Material to process:
<<<<

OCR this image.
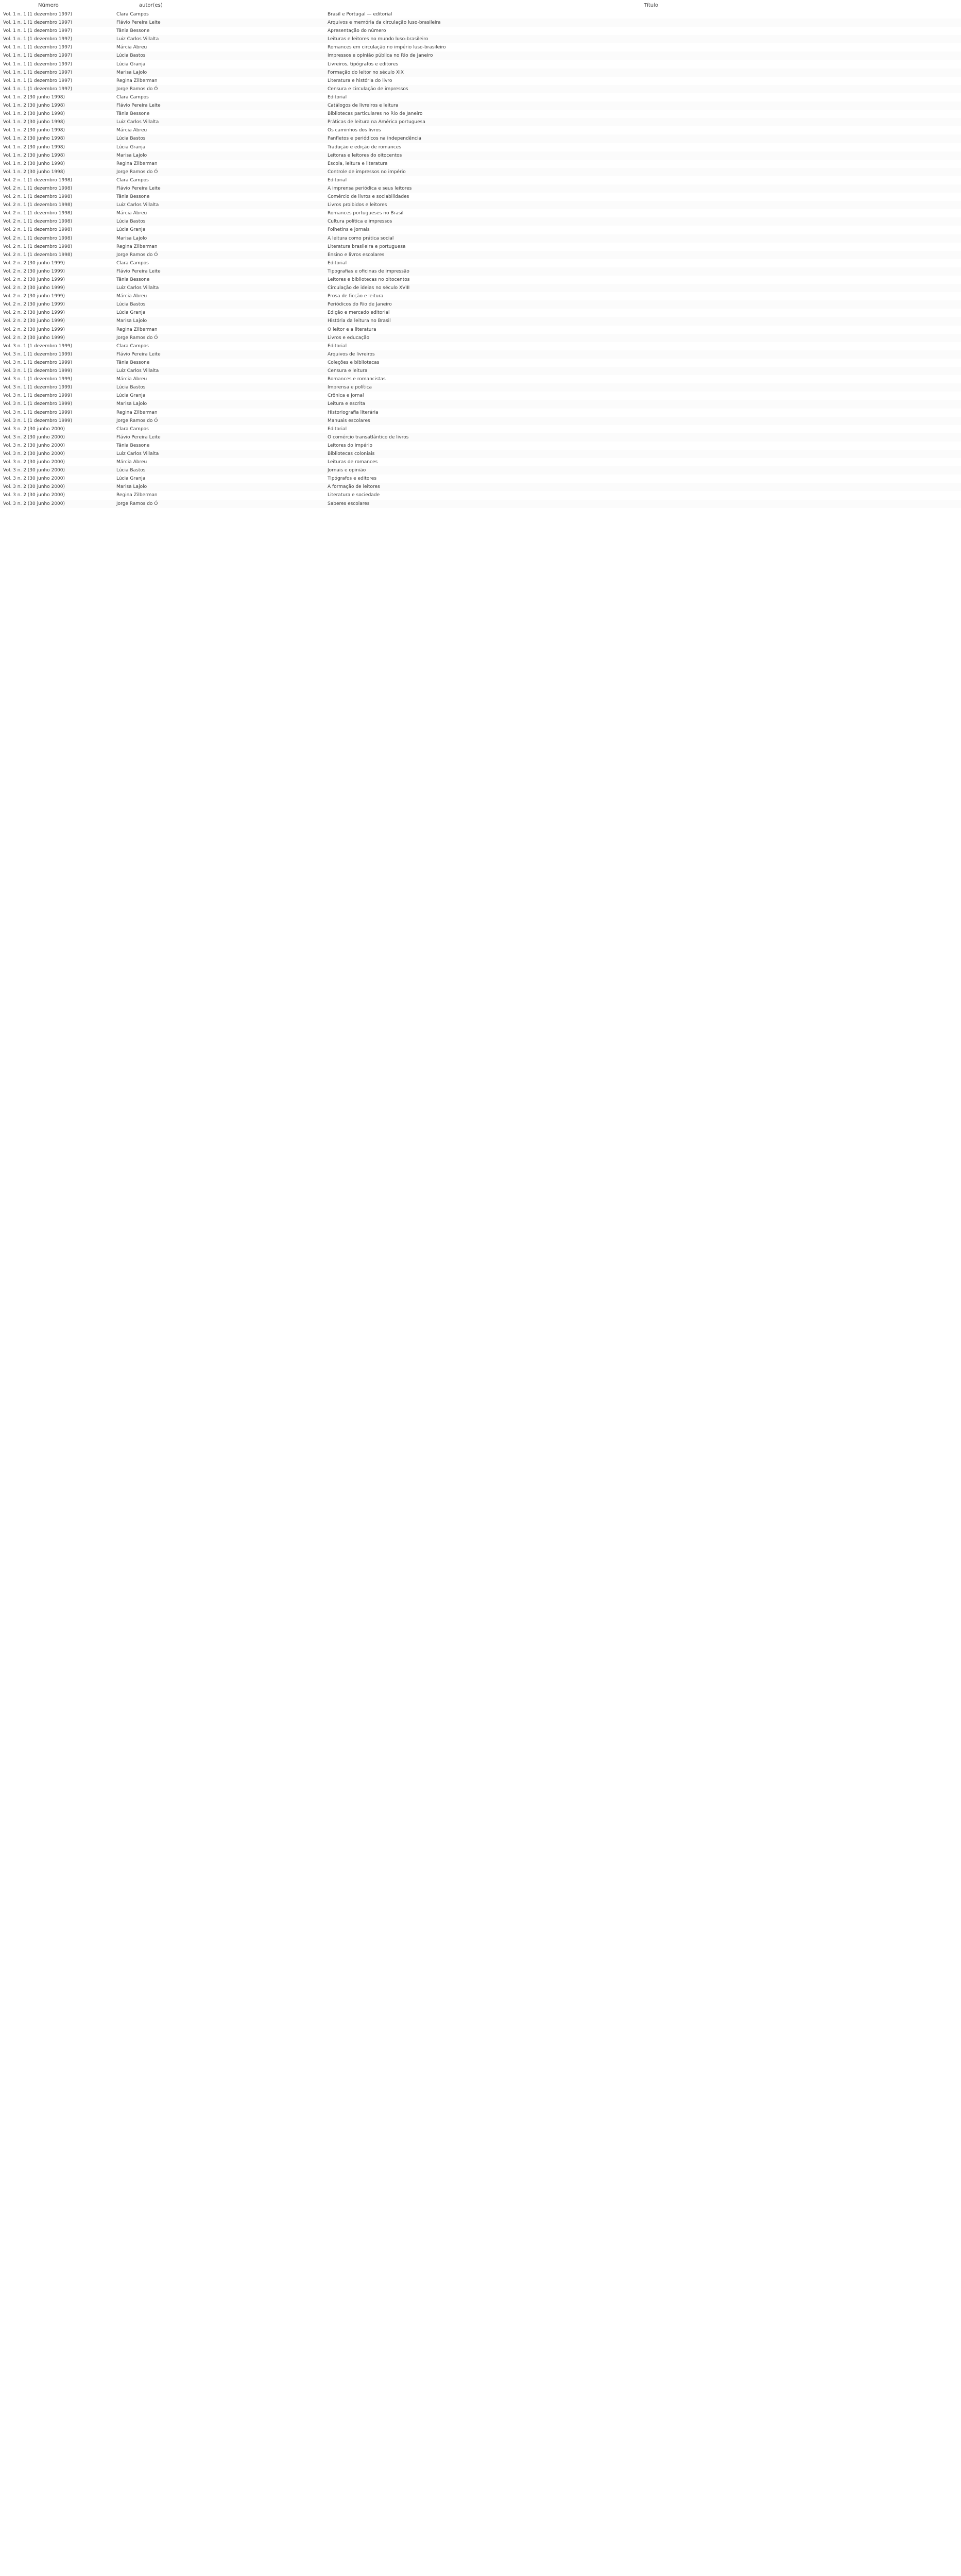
Número	autor(es)	Título
Vol. 1 n. 1 (1 dezembro 1997)	Clara Campos	Brasil e Portugal — editorial
Vol. 1 n. 1 (1 dezembro 1997)	Flávio Pereira Leite	Arquivos e memória da circulação luso-brasileira
Vol. 1 n. 1 (1 dezembro 1997)	Tânia Bessone	Apresentação do número
Vol. 1 n. 1 (1 dezembro 1997)	Luiz Carlos Villalta	Leituras e leitores no mundo luso-brasileiro
Vol. 1 n. 1 (1 dezembro 1997)	Márcia Abreu	Romances em circulação no império luso-brasileiro
Vol. 1 n. 1 (1 dezembro 1997)	Lúcia Bastos	Impressos e opinião pública no Rio de Janeiro
Vol. 1 n. 1 (1 dezembro 1997)	Lúcia Granja	Livreiros, tipógrafos e editores
Vol. 1 n. 1 (1 dezembro 1997)	Marisa Lajolo	Formação do leitor no século XIX
Vol. 1 n. 1 (1 dezembro 1997)	Regina Zilberman	Literatura e história do livro
Vol. 1 n. 1 (1 dezembro 1997)	Jorge Ramos do Ó	Censura e circulação de impressos
Vol. 1 n. 2 (30 junho 1998)	Clara Campos	Editorial
Vol. 1 n. 2 (30 junho 1998)	Flávio Pereira Leite	Catálogos de livreiros e leitura
Vol. 1 n. 2 (30 junho 1998)	Tânia Bessone	Bibliotecas particulares no Rio de Janeiro
Vol. 1 n. 2 (30 junho 1998)	Luiz Carlos Villalta	Práticas de leitura na América portuguesa
Vol. 1 n. 2 (30 junho 1998)	Márcia Abreu	Os caminhos dos livros
Vol. 1 n. 2 (30 junho 1998)	Lúcia Bastos	Panfletos e periódicos na independência
Vol. 1 n. 2 (30 junho 1998)	Lúcia Granja	Tradução e edição de romances
Vol. 1 n. 2 (30 junho 1998)	Marisa Lajolo	Leitoras e leitores do oitocentos
Vol. 1 n. 2 (30 junho 1998)	Regina Zilberman	Escola, leitura e literatura
Vol. 1 n. 2 (30 junho 1998)	Jorge Ramos do Ó	Controle de impressos no império
Vol. 2 n. 1 (1 dezembro 1998)	Clara Campos	Editorial
Vol. 2 n. 1 (1 dezembro 1998)	Flávio Pereira Leite	A imprensa periódica e seus leitores
Vol. 2 n. 1 (1 dezembro 1998)	Tânia Bessone	Comércio de livros e sociabilidades
Vol. 2 n. 1 (1 dezembro 1998)	Luiz Carlos Villalta	Livros proibidos e leitores
Vol. 2 n. 1 (1 dezembro 1998)	Márcia Abreu	Romances portugueses no Brasil
Vol. 2 n. 1 (1 dezembro 1998)	Lúcia Bastos	Cultura política e impressos
Vol. 2 n. 1 (1 dezembro 1998)	Lúcia Granja	Folhetins e jornais
Vol. 2 n. 1 (1 dezembro 1998)	Marisa Lajolo	A leitura como prática social
Vol. 2 n. 1 (1 dezembro 1998)	Regina Zilberman	Literatura brasileira e portuguesa
Vol. 2 n. 1 (1 dezembro 1998)	Jorge Ramos do Ó	Ensino e livros escolares
Vol. 2 n. 2 (30 junho 1999)	Clara Campos	Editorial
Vol. 2 n. 2 (30 junho 1999)	Flávio Pereira Leite	Tipografias e oficinas de impressão
Vol. 2 n. 2 (30 junho 1999)	Tânia Bessone	Leitores e bibliotecas no oitocentos
Vol. 2 n. 2 (30 junho 1999)	Luiz Carlos Villalta	Circulação de ideias no século XVIII
Vol. 2 n. 2 (30 junho 1999)	Márcia Abreu	Prosa de ficção e leitura
Vol. 2 n. 2 (30 junho 1999)	Lúcia Bastos	Periódicos do Rio de Janeiro
Vol. 2 n. 2 (30 junho 1999)	Lúcia Granja	Edição e mercado editorial
Vol. 2 n. 2 (30 junho 1999)	Marisa Lajolo	História da leitura no Brasil
Vol. 2 n. 2 (30 junho 1999)	Regina Zilberman	O leitor e a literatura
Vol. 2 n. 2 (30 junho 1999)	Jorge Ramos do Ó	Livros e educação
Vol. 3 n. 1 (1 dezembro 1999)	Clara Campos	Editorial
Vol. 3 n. 1 (1 dezembro 1999)	Flávio Pereira Leite	Arquivos de livreiros
Vol. 3 n. 1 (1 dezembro 1999)	Tânia Bessone	Coleções e bibliotecas
Vol. 3 n. 1 (1 dezembro 1999)	Luiz Carlos Villalta	Censura e leitura
Vol. 3 n. 1 (1 dezembro 1999)	Márcia Abreu	Romances e romancistas
Vol. 3 n. 1 (1 dezembro 1999)	Lúcia Bastos	Imprensa e política
Vol. 3 n. 1 (1 dezembro 1999)	Lúcia Granja	Crônica e jornal
Vol. 3 n. 1 (1 dezembro 1999)	Marisa Lajolo	Leitura e escrita
Vol. 3 n. 1 (1 dezembro 1999)	Regina Zilberman	Historiografia literária
Vol. 3 n. 1 (1 dezembro 1999)	Jorge Ramos do Ó	Manuais escolares
Vol. 3 n. 2 (30 junho 2000)	Clara Campos	Editorial
Vol. 3 n. 2 (30 junho 2000)	Flávio Pereira Leite	O comércio transatlântico de livros
Vol. 3 n. 2 (30 junho 2000)	Tânia Bessone	Leitores do Império
Vol. 3 n. 2 (30 junho 2000)	Luiz Carlos Villalta	Bibliotecas coloniais
Vol. 3 n. 2 (30 junho 2000)	Márcia Abreu	Leituras de romances
Vol. 3 n. 2 (30 junho 2000)	Lúcia Bastos	Jornais e opinião
Vol. 3 n. 2 (30 junho 2000)	Lúcia Granja	Tipógrafos e editores
Vol. 3 n. 2 (30 junho 2000)	Marisa Lajolo	A formação de leitores
Vol. 3 n. 2 (30 junho 2000)	Regina Zilberman	Literatura e sociedade
Vol. 3 n. 2 (30 junho 2000)	Jorge Ramos do Ó	Saberes escolares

>>>>

Do this: Above are records; say how many of their lines contain the word "Leituras", giving only the number.

Solution: 2